## GOAL:
Leaving out all images, write out the records that follow exactly.

-- START DATA EXTRACT --

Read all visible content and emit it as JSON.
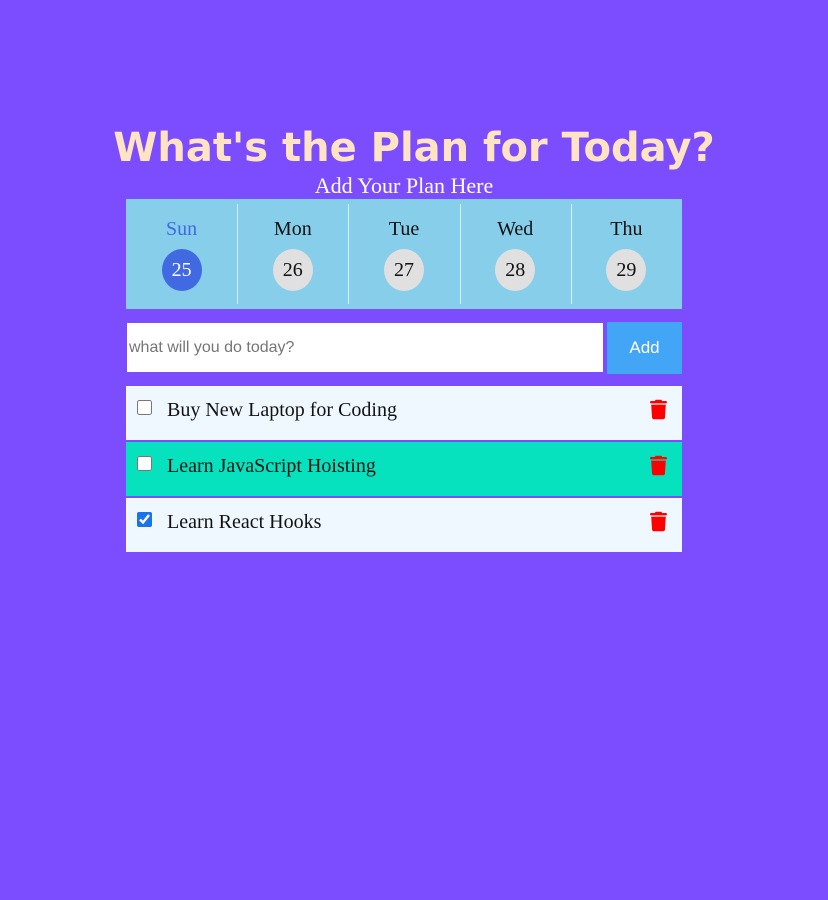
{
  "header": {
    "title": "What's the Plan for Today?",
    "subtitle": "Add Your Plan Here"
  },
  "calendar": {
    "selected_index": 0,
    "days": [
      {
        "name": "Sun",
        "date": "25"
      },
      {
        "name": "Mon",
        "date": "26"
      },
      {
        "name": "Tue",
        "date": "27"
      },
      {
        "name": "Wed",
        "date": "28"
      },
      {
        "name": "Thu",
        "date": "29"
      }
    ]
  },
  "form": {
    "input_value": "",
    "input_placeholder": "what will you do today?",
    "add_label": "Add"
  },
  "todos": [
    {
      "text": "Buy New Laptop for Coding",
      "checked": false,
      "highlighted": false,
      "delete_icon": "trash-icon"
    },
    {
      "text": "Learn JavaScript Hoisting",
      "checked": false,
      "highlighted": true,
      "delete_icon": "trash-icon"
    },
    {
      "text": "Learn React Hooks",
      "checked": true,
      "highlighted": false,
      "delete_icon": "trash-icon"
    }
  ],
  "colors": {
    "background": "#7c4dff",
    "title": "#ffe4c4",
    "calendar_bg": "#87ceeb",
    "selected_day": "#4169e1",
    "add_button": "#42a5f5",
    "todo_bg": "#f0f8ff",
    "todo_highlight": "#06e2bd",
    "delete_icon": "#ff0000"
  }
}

-- END DATA EXTRACT --

## ANSWER FOR THE TASK:
Read all visible content and emit it as JSON.
{
  "header": {
    "title": "What's the Plan for Today?",
    "subtitle": "Add Your Plan Here"
  },
  "calendar": {
    "selected_index": 0,
    "days": [
      {
        "name": "Sun",
        "date": "25"
      },
      {
        "name": "Mon",
        "date": "26"
      },
      {
        "name": "Tue",
        "date": "27"
      },
      {
        "name": "Wed",
        "date": "28"
      },
      {
        "name": "Thu",
        "date": "29"
      }
    ]
  },
  "form": {
    "input_value": "",
    "input_placeholder": "what will you do today?",
    "add_label": "Add"
  },
  "todos": [
    {
      "text": "Buy New Laptop for Coding",
      "checked": false,
      "highlighted": false,
      "delete_icon": "trash-icon"
    },
    {
      "text": "Learn JavaScript Hoisting",
      "checked": false,
      "highlighted": true,
      "delete_icon": "trash-icon"
    },
    {
      "text": "Learn React Hooks",
      "checked": true,
      "highlighted": false,
      "delete_icon": "trash-icon"
    }
  ],
  "colors": {
    "background": "#7c4dff",
    "title": "#ffe4c4",
    "calendar_bg": "#87ceeb",
    "selected_day": "#4169e1",
    "add_button": "#42a5f5",
    "todo_bg": "#f0f8ff",
    "todo_highlight": "#06e2bd",
    "delete_icon": "#ff0000"
  }
}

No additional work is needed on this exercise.